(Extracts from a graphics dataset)
=======

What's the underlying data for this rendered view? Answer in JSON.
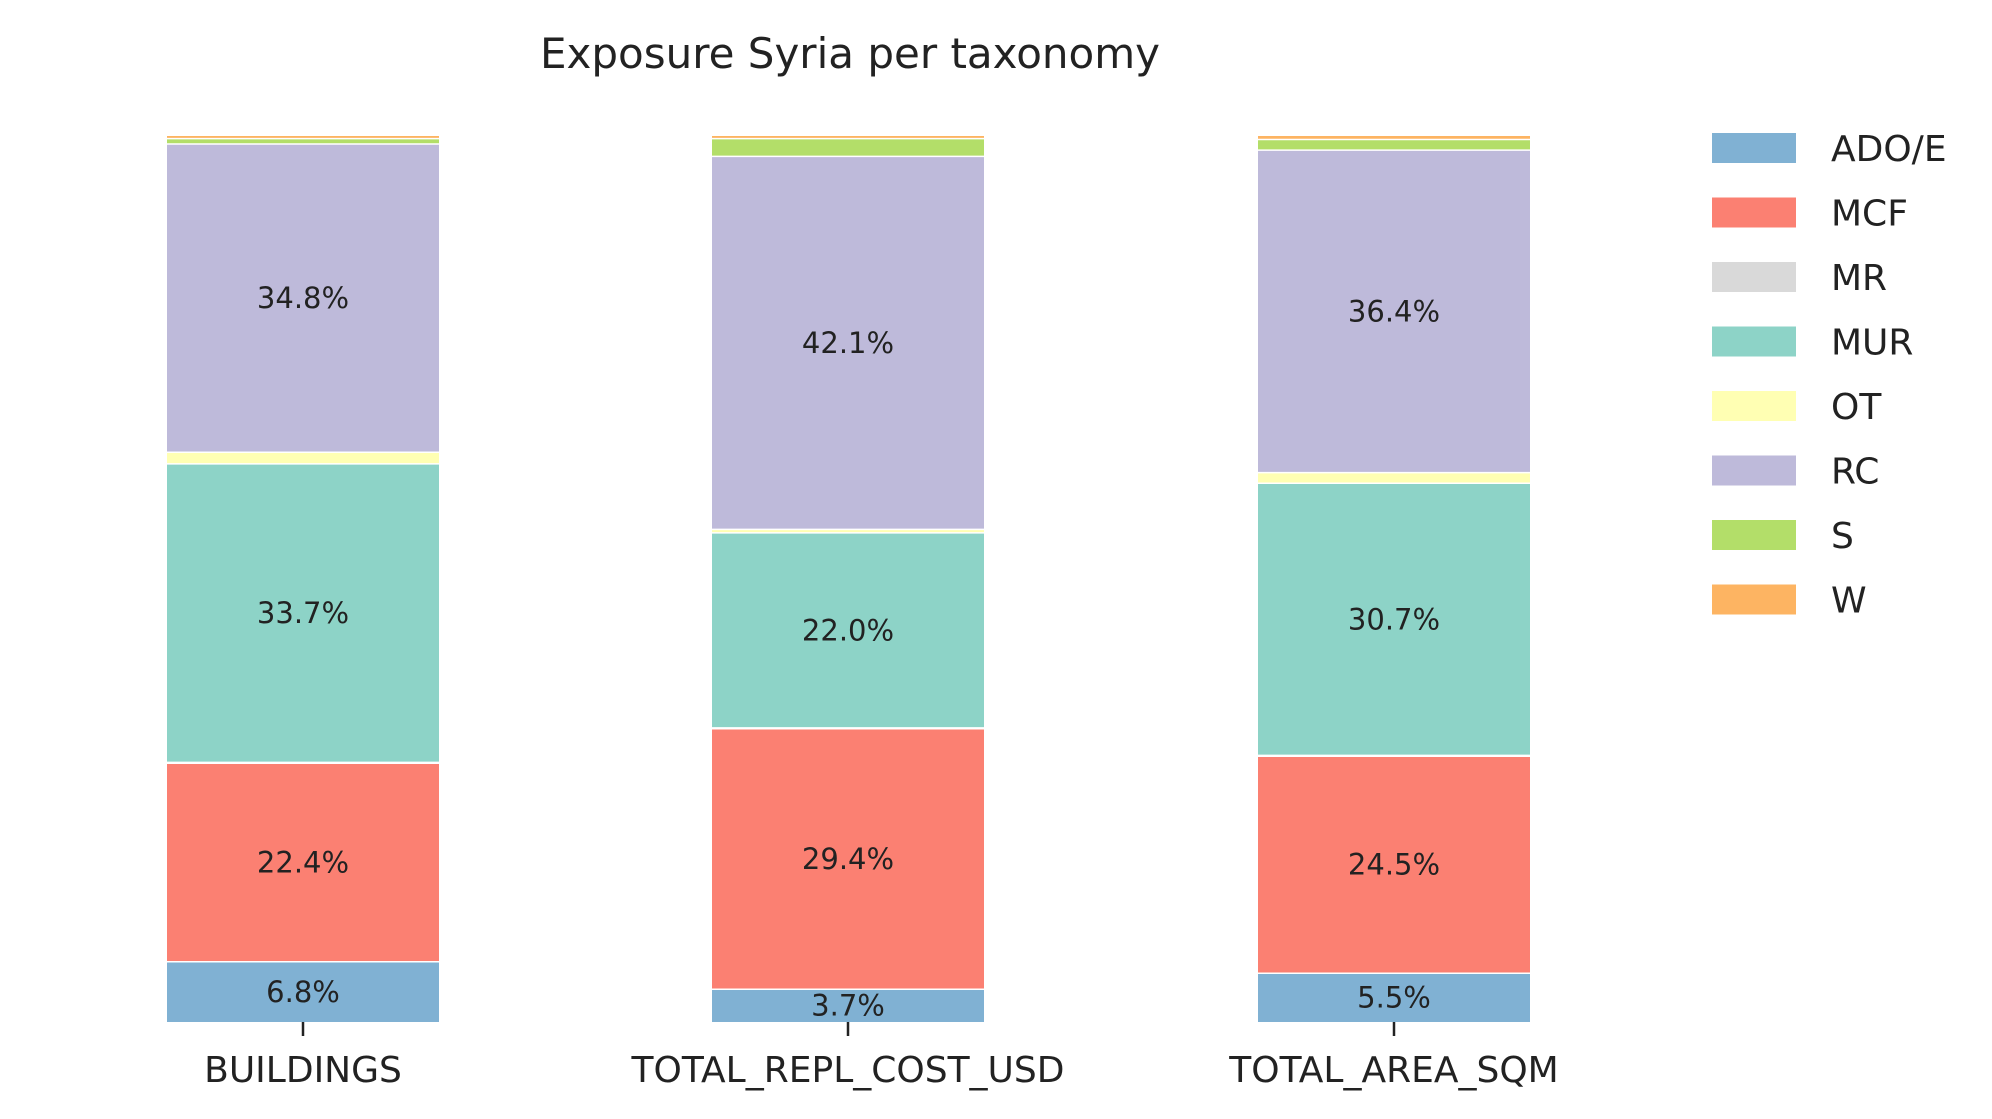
{
  "chart_data": {
    "type": "bar",
    "stacked": true,
    "title": "Exposure Syria per taxonomy",
    "xlabel": "",
    "ylabel": "",
    "ylim": [
      0,
      100
    ],
    "grid": false,
    "legend_position": "right",
    "categories": [
      "BUILDINGS",
      "TOTAL_REPL_COST_USD",
      "TOTAL_AREA_SQM"
    ],
    "series": [
      {
        "name": "ADO/E",
        "color": "#80b1d3",
        "values": [
          6.8,
          3.7,
          5.5
        ],
        "labels": [
          "6.8%",
          "3.7%",
          "5.5%"
        ]
      },
      {
        "name": "MCF",
        "color": "#fb8072",
        "values": [
          22.4,
          29.4,
          24.5
        ],
        "labels": [
          "22.4%",
          "29.4%",
          "24.5%"
        ]
      },
      {
        "name": "MR",
        "color": "#d9d9d9",
        "values": [
          0.1,
          0.1,
          0.1
        ],
        "labels": [
          "",
          "",
          ""
        ]
      },
      {
        "name": "MUR",
        "color": "#8dd3c7",
        "values": [
          33.7,
          22.0,
          30.7
        ],
        "labels": [
          "33.7%",
          "22.0%",
          "30.7%"
        ]
      },
      {
        "name": "OT",
        "color": "#ffffb3",
        "values": [
          1.3,
          0.4,
          1.2
        ],
        "labels": [
          "",
          "",
          ""
        ]
      },
      {
        "name": "RC",
        "color": "#bebada",
        "values": [
          34.8,
          42.1,
          36.4
        ],
        "labels": [
          "34.8%",
          "42.1%",
          "36.4%"
        ]
      },
      {
        "name": "S",
        "color": "#b3de69",
        "values": [
          0.6,
          2.0,
          1.2
        ],
        "labels": [
          "",
          "",
          ""
        ]
      },
      {
        "name": "W",
        "color": "#fdb462",
        "values": [
          0.3,
          0.3,
          0.4
        ],
        "labels": [
          "",
          "",
          ""
        ]
      }
    ]
  }
}
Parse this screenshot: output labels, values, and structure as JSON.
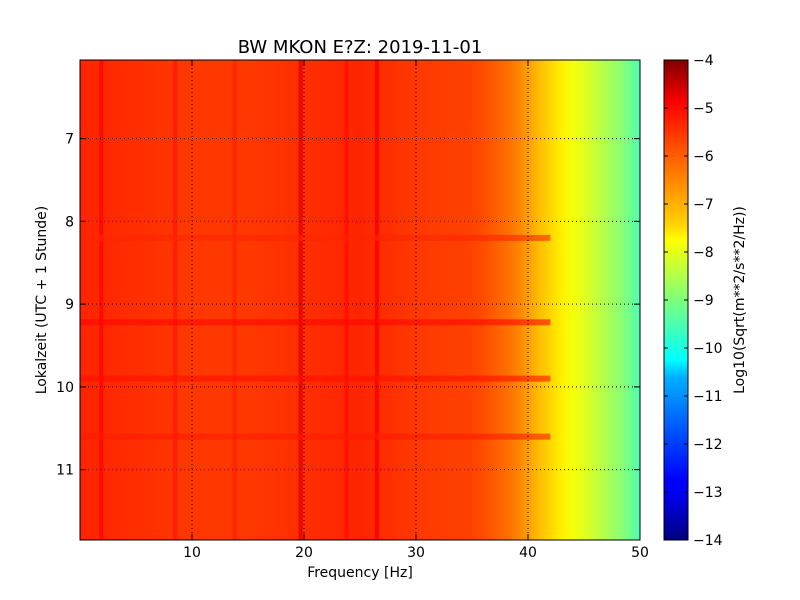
{
  "chart_data": {
    "type": "heatmap",
    "title": "BW MKON E?Z: 2019-11-01",
    "xlabel": "Frequency [Hz]",
    "ylabel": "Lokalzeit (UTC + 1 Stunde)",
    "xlim": [
      0,
      50
    ],
    "ylim": [
      11.85,
      6.05
    ],
    "y_axis_inverted": true,
    "grid": true,
    "x_ticks": [
      10,
      20,
      30,
      40,
      50
    ],
    "x_tick_labels": [
      "10",
      "20",
      "30",
      "40",
      "50"
    ],
    "y_ticks": [
      7,
      8,
      9,
      10,
      11
    ],
    "y_tick_labels": [
      "7",
      "8",
      "9",
      "10",
      "11"
    ],
    "colormap": "jet",
    "colorbar": {
      "label": "Log10(Sqrt(m**2/s**2/Hz))",
      "range": [
        -14,
        -4
      ],
      "ticks": [
        -4,
        -5,
        -6,
        -7,
        -8,
        -9,
        -10,
        -11,
        -12,
        -13,
        -14
      ],
      "tick_labels": [
        "−4",
        "−5",
        "−6",
        "−7",
        "−8",
        "−9",
        "−10",
        "−11",
        "−12",
        "−13",
        "−14"
      ]
    },
    "frequency_profile": {
      "frequency_hz": [
        0,
        5,
        10,
        15,
        20,
        25,
        30,
        35,
        36,
        37,
        38,
        39,
        40,
        41,
        42,
        43,
        44,
        45,
        46,
        47,
        48,
        49,
        50
      ],
      "log10_amplitude": [
        -5.6,
        -5.7,
        -5.8,
        -5.8,
        -5.7,
        -5.6,
        -5.8,
        -5.9,
        -6.0,
        -6.15,
        -6.3,
        -6.5,
        -6.8,
        -7.1,
        -7.35,
        -7.6,
        -7.85,
        -8.05,
        -8.3,
        -8.55,
        -8.8,
        -9.1,
        -9.5
      ]
    },
    "vertical_lines": [
      {
        "frequency_hz": 1.9,
        "log10_amplitude": -5.3
      },
      {
        "frequency_hz": 8.5,
        "log10_amplitude": -5.5
      },
      {
        "frequency_hz": 13.8,
        "log10_amplitude": -5.6
      },
      {
        "frequency_hz": 19.7,
        "log10_amplitude": -5.0
      },
      {
        "frequency_hz": 23.8,
        "log10_amplitude": -5.4
      },
      {
        "frequency_hz": 26.5,
        "log10_amplitude": -5.2
      }
    ],
    "horizontal_bands": [
      {
        "time_h": 8.2,
        "log10_amplitude": -5.6
      },
      {
        "time_h": 9.22,
        "log10_amplitude": -5.3
      },
      {
        "time_h": 9.9,
        "log10_amplitude": -5.4
      },
      {
        "time_h": 10.6,
        "log10_amplitude": -5.5
      }
    ]
  }
}
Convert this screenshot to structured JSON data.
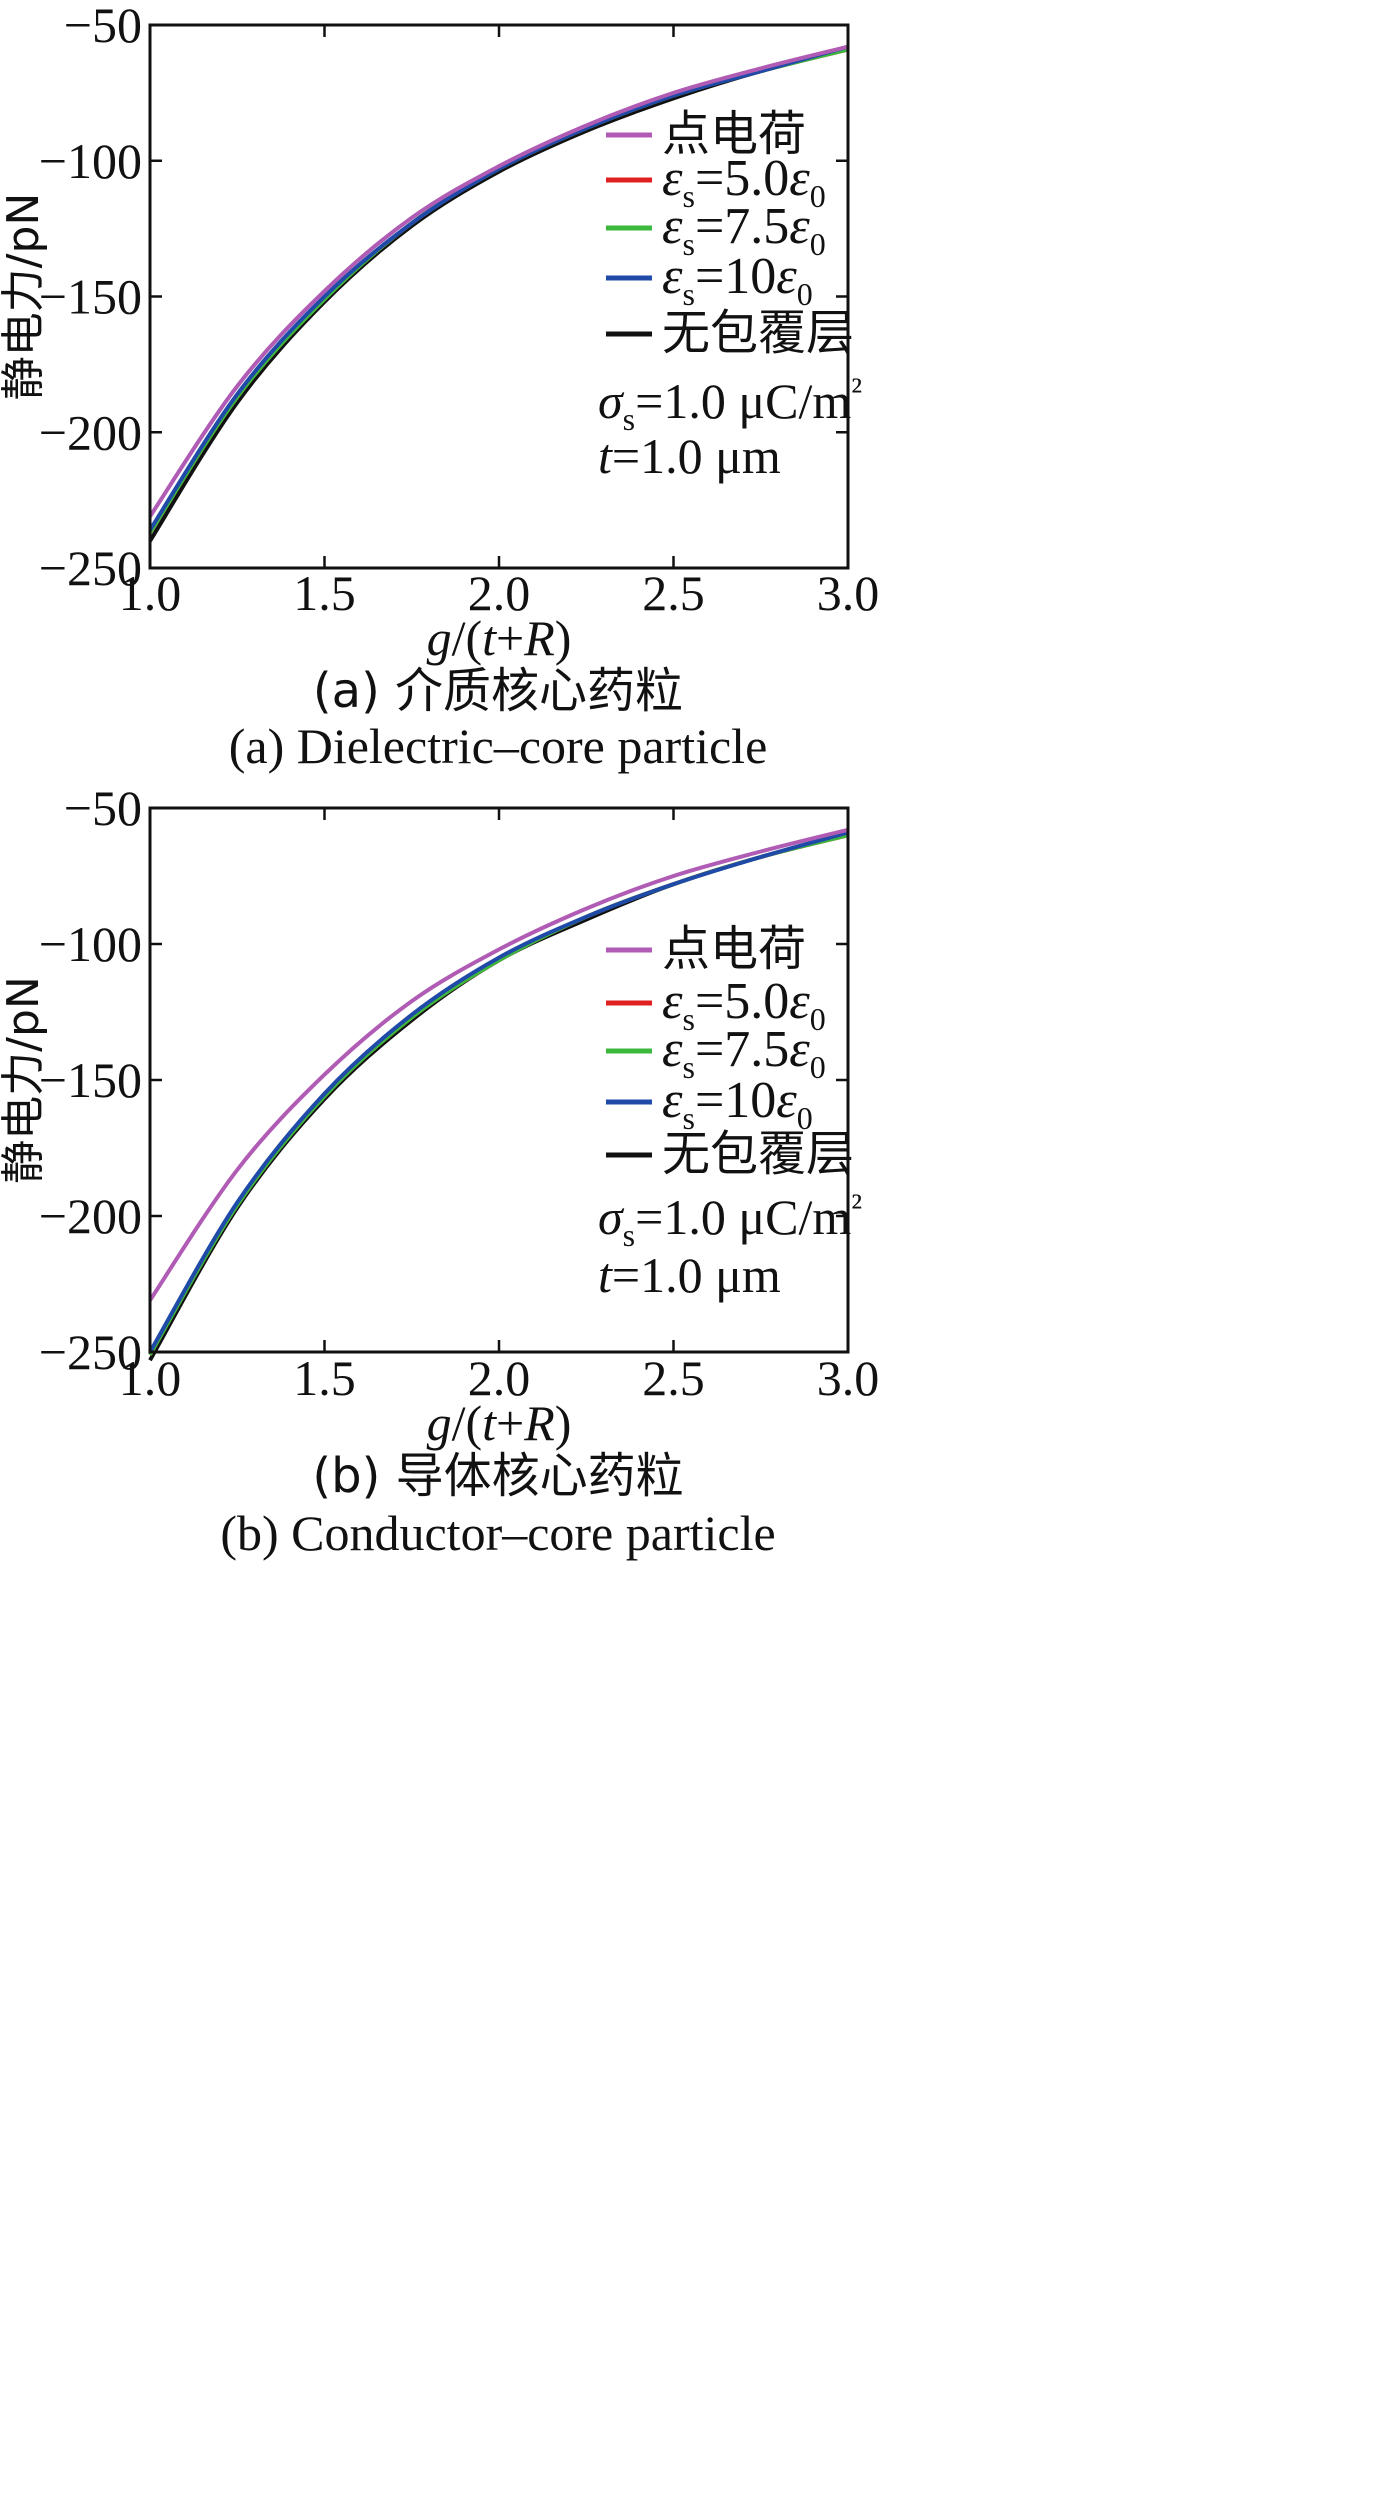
{
  "chart_data": [
    {
      "type": "line",
      "caption_cn": "(a) 介质核心药粒",
      "caption_en": "(a) Dielectric–core particle",
      "xlabel": "g/(t+R)",
      "ylabel": "静电力/pN",
      "xlim": [
        1.0,
        3.0
      ],
      "ylim": [
        -250,
        -50
      ],
      "xticks": [
        "1.0",
        "1.5",
        "2.0",
        "2.5",
        "3.0"
      ],
      "yticks": [
        "−50",
        "−100",
        "−150",
        "−200",
        "−250"
      ],
      "legend_position": "right",
      "annotation_sigma": "σs=1.0 μC/m²",
      "annotation_t": "t=1.0 μm",
      "x": [
        1.0,
        1.25,
        1.5,
        1.75,
        2.0,
        2.25,
        2.5,
        2.75,
        3.0
      ],
      "series": [
        {
          "name": "点电荷",
          "color": "#b05cb4",
          "values": [
            -231,
            -183,
            -148,
            -121,
            -102,
            -87,
            -75,
            -66,
            -58
          ]
        },
        {
          "name": "εs=5.0ε0",
          "color": "#e02020",
          "values": [
            -237,
            -187,
            -151,
            -123,
            -103,
            -88,
            -76,
            -67,
            -59
          ]
        },
        {
          "name": "εs=7.5ε0",
          "color": "#3cb83c",
          "values": [
            -237,
            -187,
            -151,
            -123,
            -103,
            -88,
            -76,
            -67,
            -59
          ]
        },
        {
          "name": "εs=10ε0",
          "color": "#1f4aa8",
          "values": [
            -236,
            -186,
            -150,
            -123,
            -103,
            -88,
            -76,
            -67,
            -58
          ]
        },
        {
          "name": "无包覆层",
          "color": "#111111",
          "values": [
            -240,
            -189,
            -152,
            -124,
            -104,
            -89,
            -77,
            -67,
            -59
          ]
        }
      ]
    },
    {
      "type": "line",
      "caption_cn": "(b) 导体核心药粒",
      "caption_en": "(b) Conductor–core particle",
      "xlabel": "g/(t+R)",
      "ylabel": "静电力/pN",
      "xlim": [
        1.0,
        3.0
      ],
      "ylim": [
        -250,
        -50
      ],
      "xticks": [
        "1.0",
        "1.5",
        "2.0",
        "2.5",
        "3.0"
      ],
      "yticks": [
        "−50",
        "−100",
        "−150",
        "−200",
        "−250"
      ],
      "legend_position": "right",
      "annotation_sigma": "σs=1.0 μC/m²",
      "annotation_t": "t=1.0 μm",
      "x": [
        1.0,
        1.25,
        1.5,
        1.75,
        2.0,
        2.25,
        2.5,
        2.75,
        3.0
      ],
      "series": [
        {
          "name": "点电荷",
          "color": "#b05cb4",
          "values": [
            -231,
            -183,
            -148,
            -121,
            -102,
            -87,
            -75,
            -66,
            -58
          ]
        },
        {
          "name": "εs=5.0ε0",
          "color": "#e02020",
          "values": [
            -251,
            -196,
            -156,
            -127,
            -106,
            -90,
            -78,
            -68,
            -60
          ]
        },
        {
          "name": "εs=7.5ε0",
          "color": "#3cb83c",
          "values": [
            -251,
            -196,
            -156,
            -127,
            -106,
            -90,
            -78,
            -68,
            -60
          ]
        },
        {
          "name": "εs=10ε0",
          "color": "#1f4aa8",
          "values": [
            -250,
            -195,
            -155,
            -126,
            -105,
            -90,
            -78,
            -68,
            -59
          ]
        },
        {
          "name": "无包覆层",
          "color": "#111111",
          "values": [
            -253,
            -197,
            -157,
            -128,
            -106,
            -91,
            -78,
            -68,
            -60
          ]
        }
      ]
    }
  ]
}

=======

● **WHAT IS BEING ASKED**: From the entries above, copy every line containing the word "this".

● **THE RESPONSE**:
What's the underlying data for this rendered view? Answer in JSON.
Parse this screenshot: output labels, values, and structure as JSON.
Convert this screenshot to structured JSON data.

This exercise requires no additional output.